→ WHAT IS BEING ASKED
For each line in the data below that holds "benar", return a copy.

---+---

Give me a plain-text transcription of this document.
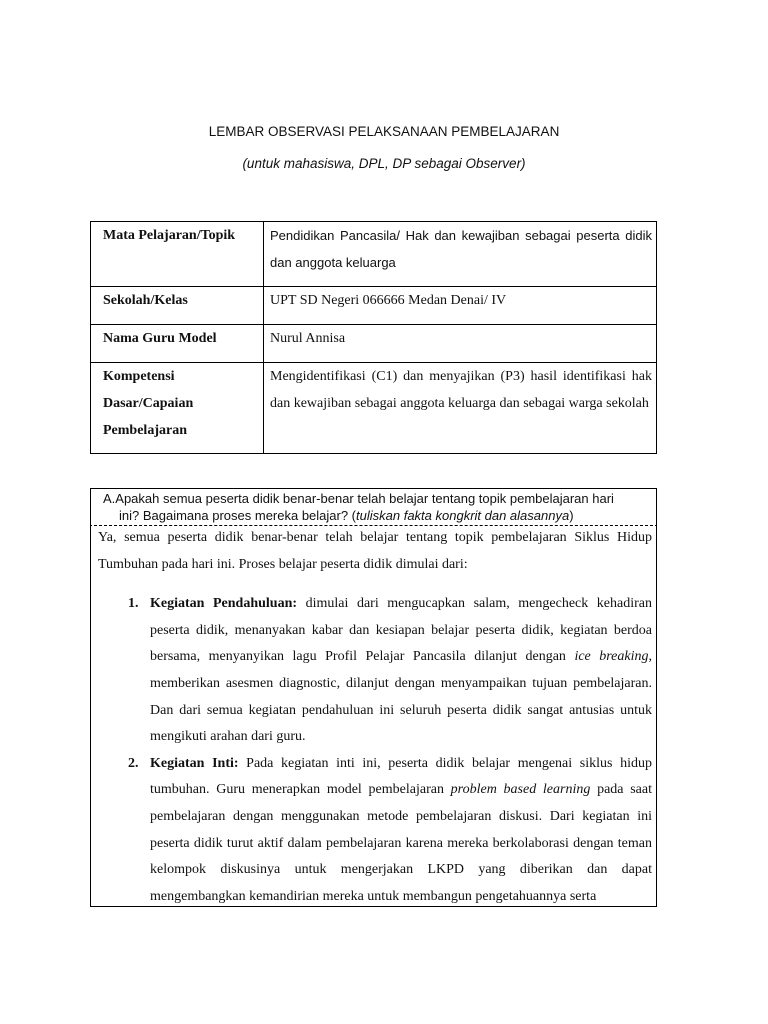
LEMBAR OBSERVASI PELAKSANAAN PEMBELAJARAN
(untuk mahasiswa, DPL, DP sebagai Observer)
Mata Pelajaran/Topik	Pendidikan Pancasila/ Hak dan kewajiban sebagai peserta didik dan anggota keluarga
Sekolah/Kelas	UPT SD Negeri 066666 Medan Denai/ IV
Nama Guru Model	Nurul Annisa
Kompetensi Dasar/Capaian Pembelajaran	Mengidentifikasi (C1) dan menyajikan (P3) hasil identifikasi hak dan kewajiban sebagai anggota keluarga dan sebagai warga sekolah
A.Apakah semua peserta didik benar-benar telah belajar tentang topik pembelajaran hari
ini? Bagaimana proses mereka belajar? (tuliskan fakta kongkrit dan alasannya)

Ya, semua peserta didik benar-benar telah belajar tentang topik pembelajaran Siklus Hidup Tumbuhan pada hari ini. Proses belajar peserta didik dimulai dari:

1. Kegiatan Pendahuluan: dimulai dari mengucapkan salam, mengecheck kehadiran peserta didik, menanyakan kabar dan kesiapan belajar peserta didik, kegiatan berdoa bersama, menyanyikan lagu Profil Pelajar Pancasila dilanjut dengan ice breaking, memberikan asesmen diagnostic, dilanjut dengan menyampaikan tujuan pembelajaran. Dan dari semua kegiatan pendahuluan ini seluruh peserta didik sangat antusias untuk mengikuti arahan dari guru.
2. Kegiatan Inti: Pada kegiatan inti ini, peserta didik belajar mengenai siklus hidup tumbuhan. Guru menerapkan model pembelajaran problem based learning pada saat pembelajaran dengan menggunakan metode pembelajaran diskusi. Dari kegiatan ini peserta didik turut aktif dalam pembelajaran karena mereka berkolaborasi dengan teman kelompok diskusinya untuk mengerjakan LKPD yang diberikan dan dapat mengembangkan kemandirian mereka untuk membangun pengetahuannya serta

---+---

→ FULL SOLUTION
A.Apakah semua peserta didik benar-benar telah belajar tentang topik pembelajaran hari
Ya, semua peserta didik benar-benar telah belajar tentang topik pembelajaran Siklus Hidup Tumbuhan pada hari ini. Proses belajar peserta didik dimulai dari:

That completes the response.